• Objective
Scan the data below for the string "created". Show every line where it turns up.

• Supplied material
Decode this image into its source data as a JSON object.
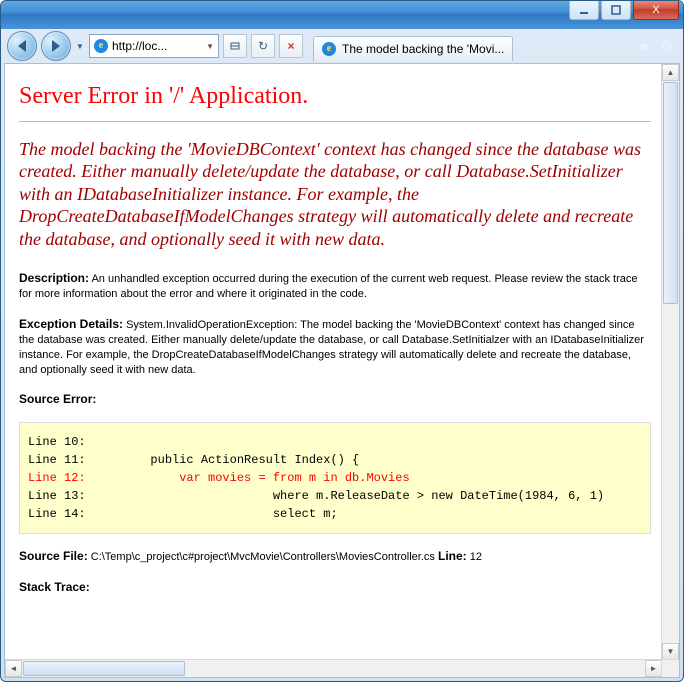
{
  "window": {
    "minimize": "▁",
    "maximize": "▢",
    "close": "X"
  },
  "toolbar": {
    "url_display": "http://loc...",
    "favicon_letter": "e",
    "search_icon": "🔍",
    "refresh_icon": "↻",
    "stop_icon": "×"
  },
  "tab": {
    "favicon_letter": "e",
    "title": "The model backing the 'Movi..."
  },
  "commandbar": {
    "home": "⌂",
    "favorites": "★",
    "tools": "⚙"
  },
  "error": {
    "heading": "Server Error in '/' Application.",
    "summary": "The model backing the 'MovieDBContext' context has changed since the database was created. Either manually delete/update the database, or call Database.SetInitializer with an IDatabaseInitializer instance. For example, the DropCreateDatabaseIfModelChanges strategy will automatically delete and recreate the database, and optionally seed it with new data.",
    "description_label": "Description:",
    "description_text": " An unhandled exception occurred during the execution of the current web request. Please review the stack trace for more information about the error and where it originated in the code.",
    "exception_label": "Exception Details:",
    "exception_text": " System.InvalidOperationException: The model backing the 'MovieDBContext' context has changed since the database was created. Either manually delete/update the database, or call Database.SetInitialzer with an IDatabaseInitializer instance. For example, the DropCreateDatabaseIfModelChanges strategy will automatically delete and recreate the database, and optionally seed it with new data.",
    "source_error_label": "Source Error:",
    "code": {
      "l10": "Line 10:",
      "l11": "Line 11:         public ActionResult Index() {",
      "l12": "Line 12:             var movies = from m in db.Movies",
      "l13": "Line 13:                          where m.ReleaseDate > new DateTime(1984, 6, 1)",
      "l14": "Line 14:                          select m;"
    },
    "source_file_label": "Source File:",
    "source_file_value": " C:\\Temp\\c_project\\c#project\\MvcMovie\\Controllers\\MoviesController.cs",
    "line_label": "    Line:",
    "line_value": " 12",
    "stack_trace_label": "Stack Trace:"
  }
}
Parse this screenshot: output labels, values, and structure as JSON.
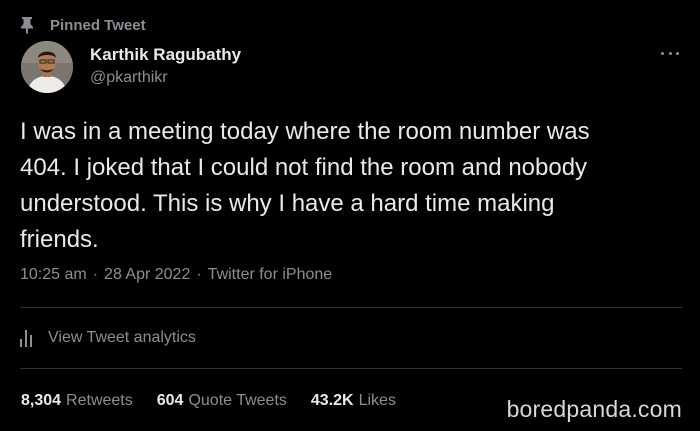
{
  "pinned": {
    "label": "Pinned Tweet",
    "icon": "pin-icon"
  },
  "author": {
    "name": "Karthik Ragubathy",
    "handle": "@pkarthikr"
  },
  "more_icon": "more-horizontal-icon",
  "tweet": {
    "text": "I was in a meeting today where the room number was\n404. I joked that I could not find the room and nobody\nunderstood. This is why I have a hard time making\nfriends."
  },
  "meta": {
    "time": "10:25 am",
    "sep1": "·",
    "date": "28 Apr 2022",
    "sep2": "·",
    "source": "Twitter for iPhone"
  },
  "analytics": {
    "label": "View Tweet analytics",
    "icon": "analytics-bars-icon"
  },
  "stats": {
    "retweets_count": "8,304",
    "retweets_label": "Retweets",
    "quotes_count": "604",
    "quotes_label": "Quote Tweets",
    "likes_count": "43.2K",
    "likes_label": "Likes"
  },
  "watermark": "boredpanda.com",
  "colors": {
    "background": "#000000",
    "primary_text": "#e7e9ea",
    "secondary_text": "#8b8f93",
    "divider": "#2f3336"
  }
}
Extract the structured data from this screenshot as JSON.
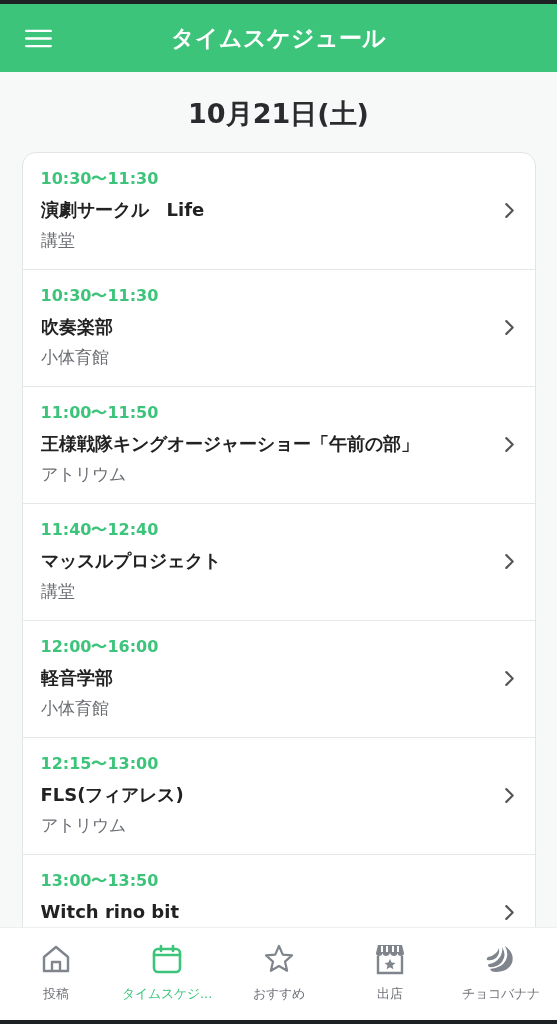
{
  "header": {
    "title": "タイムスケジュール"
  },
  "date": "10月21日(土)",
  "events": [
    {
      "time": "10:30〜11:30",
      "title": "演劇サークル　Life",
      "location": "講堂"
    },
    {
      "time": "10:30〜11:30",
      "title": "吹奏楽部",
      "location": "小体育館"
    },
    {
      "time": "11:00〜11:50",
      "title": "王様戦隊キングオージャーショー「午前の部」",
      "location": "アトリウム"
    },
    {
      "time": "11:40〜12:40",
      "title": "マッスルプロジェクト",
      "location": "講堂"
    },
    {
      "time": "12:00〜16:00",
      "title": "軽音学部",
      "location": "小体育館"
    },
    {
      "time": "12:15〜13:00",
      "title": "FLS(フィアレス)",
      "location": "アトリウム"
    },
    {
      "time": "13:00〜13:50",
      "title": "Witch rino bit"
    }
  ],
  "tabs": [
    {
      "kind": "home",
      "label": "投稿",
      "selected": false
    },
    {
      "kind": "calendar",
      "label": "タイムスケジ...",
      "selected": true
    },
    {
      "kind": "star",
      "label": "おすすめ",
      "selected": false
    },
    {
      "kind": "shop",
      "label": "出店",
      "selected": false
    },
    {
      "kind": "banana",
      "label": "チョコバナナ",
      "selected": false
    }
  ]
}
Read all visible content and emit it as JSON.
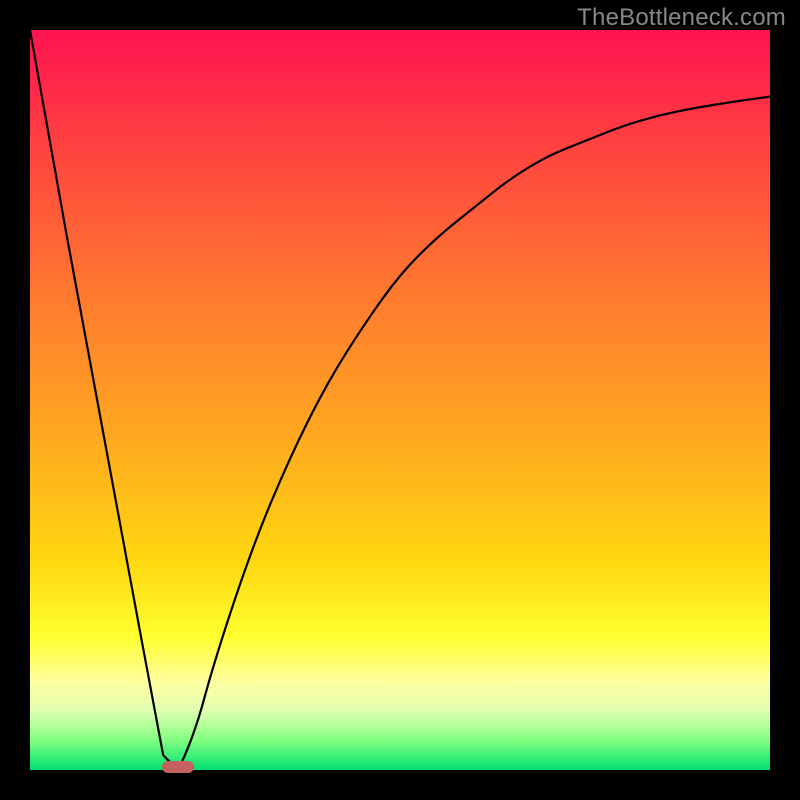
{
  "watermark": "TheBottleneck.com",
  "chart_data": {
    "type": "line",
    "title": "",
    "xlabel": "",
    "ylabel": "",
    "xlim": [
      0,
      100
    ],
    "ylim": [
      0,
      100
    ],
    "grid": false,
    "series": [
      {
        "name": "bottleneck-curve",
        "x": [
          0,
          5,
          10,
          15,
          18,
          20,
          22,
          25,
          30,
          35,
          40,
          45,
          50,
          55,
          60,
          65,
          70,
          75,
          80,
          85,
          90,
          95,
          100
        ],
        "values": [
          100,
          72,
          45,
          18,
          2,
          0,
          4,
          15,
          30,
          42,
          52,
          60,
          67,
          72,
          76,
          80,
          83,
          85,
          87,
          88.5,
          89.5,
          90.3,
          91
        ]
      }
    ],
    "annotations": [
      {
        "name": "optimal-marker",
        "x": 20,
        "y": 0
      }
    ],
    "background_gradient": {
      "direction": "top-to-bottom",
      "stops": [
        {
          "pos": 0.0,
          "color": "#ff1450"
        },
        {
          "pos": 0.35,
          "color": "#ff7830"
        },
        {
          "pos": 0.72,
          "color": "#ffd810"
        },
        {
          "pos": 0.88,
          "color": "#ffffa0"
        },
        {
          "pos": 1.0,
          "color": "#00e070"
        }
      ]
    }
  }
}
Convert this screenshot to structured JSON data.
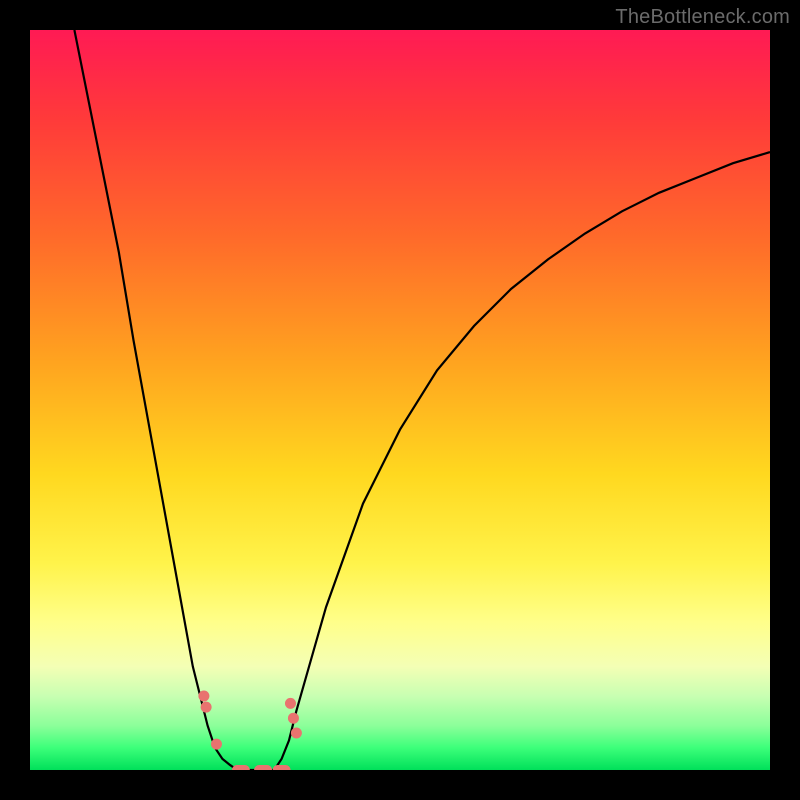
{
  "watermark": "TheBottleneck.com",
  "colors": {
    "gradient_top": "#ff1a54",
    "gradient_mid": "#ffd81f",
    "gradient_bottom": "#00e05a",
    "curve": "#000000",
    "marker": "#e9736f",
    "frame": "#000000"
  },
  "chart_data": {
    "type": "line",
    "title": "",
    "xlabel": "",
    "ylabel": "",
    "xlim": [
      0,
      100
    ],
    "ylim": [
      0,
      100
    ],
    "grid": false,
    "legend": false,
    "series": [
      {
        "name": "left-curve",
        "x": [
          6,
          8,
          10,
          12,
          14,
          16,
          18,
          20,
          22,
          23,
          24,
          25,
          26,
          27,
          28
        ],
        "values": [
          100,
          90,
          80,
          70,
          58,
          47,
          36,
          25,
          14,
          10,
          6,
          3,
          1.5,
          0.7,
          0
        ]
      },
      {
        "name": "right-curve",
        "x": [
          33,
          34,
          35,
          36,
          38,
          40,
          45,
          50,
          55,
          60,
          65,
          70,
          75,
          80,
          85,
          90,
          95,
          100
        ],
        "values": [
          0,
          1.5,
          4,
          8,
          15,
          22,
          36,
          46,
          54,
          60,
          65,
          69,
          72.5,
          75.5,
          78,
          80,
          82,
          83.5
        ]
      }
    ],
    "floor": {
      "x_start": 28,
      "x_end": 33,
      "value": 0
    },
    "markers": [
      {
        "x": 23.5,
        "y": 10,
        "shape": "circle"
      },
      {
        "x": 23.8,
        "y": 8.5,
        "shape": "circle"
      },
      {
        "x": 25.2,
        "y": 3.5,
        "shape": "circle"
      },
      {
        "x": 35.2,
        "y": 9,
        "shape": "circle"
      },
      {
        "x": 35.6,
        "y": 7,
        "shape": "circle"
      },
      {
        "x": 36.0,
        "y": 5,
        "shape": "circle"
      },
      {
        "x": 28.5,
        "y": 0,
        "shape": "capsule"
      },
      {
        "x": 31.5,
        "y": 0,
        "shape": "capsule"
      },
      {
        "x": 34.0,
        "y": 0,
        "shape": "capsule"
      }
    ]
  }
}
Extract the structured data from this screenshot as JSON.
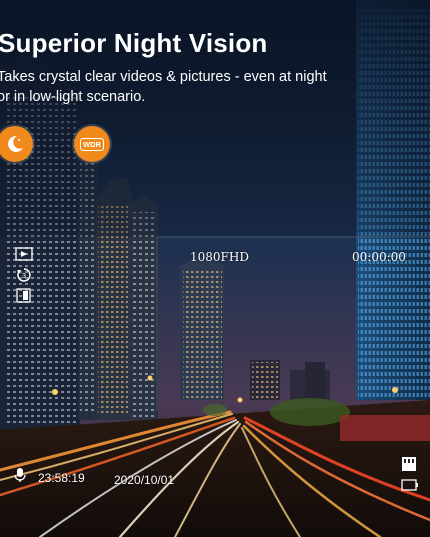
{
  "headline": "Superior Night Vision",
  "subtext": "Takes crystal clear videos & pictures - even at night\nor in low-light scenario.",
  "badges": [
    {
      "icon": "moon-icon",
      "color": "#f08a1c"
    },
    {
      "icon": "wdr-icon",
      "label": "WDR",
      "color": "#f08a1c"
    }
  ],
  "hud": {
    "resolution": "1080FHD",
    "timer": "00:00:00",
    "clock": "23:58:19",
    "date": "2020/10/01",
    "left_icons": [
      "video-mode-icon",
      "loop-record-icon",
      "sd-card-icon"
    ],
    "bottom_left_icon": "microphone-icon",
    "bottom_right_icons": [
      "memory-card-icon",
      "battery-icon"
    ]
  }
}
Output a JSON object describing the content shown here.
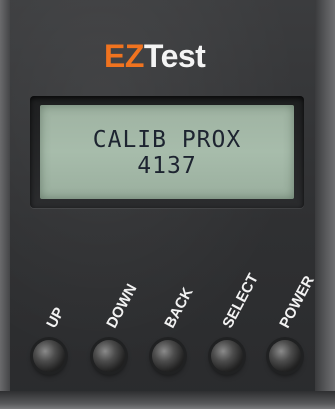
{
  "brand": {
    "prefix": "EZ",
    "suffix": "Test",
    "prefix_color": "#f0731f",
    "suffix_color": "#f4f4f4"
  },
  "display": {
    "line1": "CALIB PROX",
    "line2": "4137",
    "background_color": "#a7bcab",
    "text_color": "#1d2430"
  },
  "buttons": [
    {
      "label": "UP"
    },
    {
      "label": "DOWN"
    },
    {
      "label": "BACK"
    },
    {
      "label": "SELECT"
    },
    {
      "label": "POWER"
    }
  ]
}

• Complete output
    "summary": "The model backing the 'MovieDBContext' context has changed since the database was created. Either manually delete/update the database, or call Database.SetInitializer with an IDatabaseInitializer instance. For example, the DropCreateDatabaseIfModelChanges strategy will automatically delete and recreate the database, and optionally seed it with new data.",
    "exception_text": " System.InvalidOperationException: The model backing the 'MovieDBContext' context has changed since the database was created. Either manually delete/update the database, or call Database.SetInitialzer with an IDatabaseInitializer instance. For example, the DropCreateDatabaseIfModelChanges strategy will automatically delete and recreate the database, and optionally seed it with new data.",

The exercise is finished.